Available records:
○ ○ ○ ○ ○ ○ ○
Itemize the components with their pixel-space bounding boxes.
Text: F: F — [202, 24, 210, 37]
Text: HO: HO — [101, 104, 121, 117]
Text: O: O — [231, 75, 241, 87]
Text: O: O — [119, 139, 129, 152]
○ ○ ○ ○ ○ ○ ○
The exercise: Could you write out every one of the lines above word for word, keeping each character and line break unchanged?

Right answer:
Itemize the components with their pixel-space bounding boxes.
Text: F: F — [202, 24, 210, 37]
Text: HO: HO — [101, 104, 121, 117]
Text: O: O — [231, 75, 241, 87]
Text: O: O — [119, 139, 129, 152]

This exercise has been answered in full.